• **ENTRIES SHOWN**:
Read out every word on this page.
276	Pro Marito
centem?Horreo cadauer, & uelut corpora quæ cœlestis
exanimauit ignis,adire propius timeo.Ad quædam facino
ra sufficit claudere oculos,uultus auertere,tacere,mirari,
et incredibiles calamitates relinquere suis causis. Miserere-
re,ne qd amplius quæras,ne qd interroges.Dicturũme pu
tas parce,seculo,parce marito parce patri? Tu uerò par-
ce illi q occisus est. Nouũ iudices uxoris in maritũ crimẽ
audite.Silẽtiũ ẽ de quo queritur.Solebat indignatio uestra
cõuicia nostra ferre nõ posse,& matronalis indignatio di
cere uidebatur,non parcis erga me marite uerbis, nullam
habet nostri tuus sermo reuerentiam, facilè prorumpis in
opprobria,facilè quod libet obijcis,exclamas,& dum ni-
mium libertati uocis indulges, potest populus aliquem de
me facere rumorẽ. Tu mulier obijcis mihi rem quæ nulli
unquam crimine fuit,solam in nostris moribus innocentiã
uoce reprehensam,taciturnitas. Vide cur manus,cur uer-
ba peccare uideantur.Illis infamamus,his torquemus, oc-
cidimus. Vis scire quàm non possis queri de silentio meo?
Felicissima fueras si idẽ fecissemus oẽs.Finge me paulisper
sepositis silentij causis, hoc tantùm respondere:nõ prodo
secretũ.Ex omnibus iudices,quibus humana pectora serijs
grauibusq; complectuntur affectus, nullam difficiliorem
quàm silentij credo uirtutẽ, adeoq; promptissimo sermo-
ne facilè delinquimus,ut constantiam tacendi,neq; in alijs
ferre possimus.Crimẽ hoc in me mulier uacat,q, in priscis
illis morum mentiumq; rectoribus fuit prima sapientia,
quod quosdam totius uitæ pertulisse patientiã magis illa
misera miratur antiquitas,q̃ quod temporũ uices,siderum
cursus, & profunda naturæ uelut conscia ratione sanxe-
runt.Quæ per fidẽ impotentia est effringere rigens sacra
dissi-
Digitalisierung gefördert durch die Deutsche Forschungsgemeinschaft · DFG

• **TASK DIRECTIONS**:
The records above need to be transcribed in full. Keep every character unchanged.

• **EXERCISE OUTPUT**:
Read out every word on this page.
276	Pro Marito
centem?Horreo cadauer, & uelut corpora quæ cœlestis
exanimauit ignis,adire propius timeo.Ad quædam facino
ra sufficit claudere oculos,uultus auertere,tacere,mirari,
et incredibiles calamitates relinquere suis causis. Miserere-
re,ne qd amplius quæras,ne qd interroges.Dicturũme pu
tas parce,seculo,parce marito parce patri? Tu uerò par-
ce illi q occisus est. Nouũ iudices uxoris in maritũ crimẽ
audite.Silẽtiũ ẽ de quo queritur.Solebat indignatio uestra
cõuicia nostra ferre nõ posse,& matronalis indignatio di
cere uidebatur,non parcis erga me marite uerbis, nullam
habet nostri tuus sermo reuerentiam, facilè prorumpis in
opprobria,facilè quod libet obijcis,exclamas,& dum ni-
mium libertati uocis indulges, potest populus aliquem de
me facere rumorẽ. Tu mulier obijcis mihi rem quæ nulli
unquam crimine fuit,solam in nostris moribus innocentiã
uoce reprehensam,taciturnitas. Vide cur manus,cur uer-
ba peccare uideantur.Illis infamamus,his torquemus, oc-
cidimus. Vis scire quàm non possis queri de silentio meo?
Felicissima fueras si idẽ fecissemus oẽs.Finge me paulisper
sepositis silentij causis, hoc tantùm respondere:nõ prodo
secretũ.Ex omnibus iudices,quibus humana pectora serijs
grauibusq; complectuntur affectus, nullam difficiliorem
quàm silentij credo uirtutẽ, adeoq; promptissimo sermo-
ne facilè delinquimus,ut constantiam tacendi,neq; in alijs
ferre possimus.Crimẽ hoc in me mulier uacat,q, in priscis
illis morum mentiumq; rectoribus fuit prima sapientia,
quod quosdam totius uitæ pertulisse patientiã magis illa
misera miratur antiquitas,q̃ quod temporũ uices,siderum
cursus, & profunda naturæ uelut conscia ratione sanxe-
runt.Quæ per fidẽ impotentia est effringere rigens sacra
dissi-
Digitalisierung gefördert durch die Deutsche Forschungsgemeinschaft · DFG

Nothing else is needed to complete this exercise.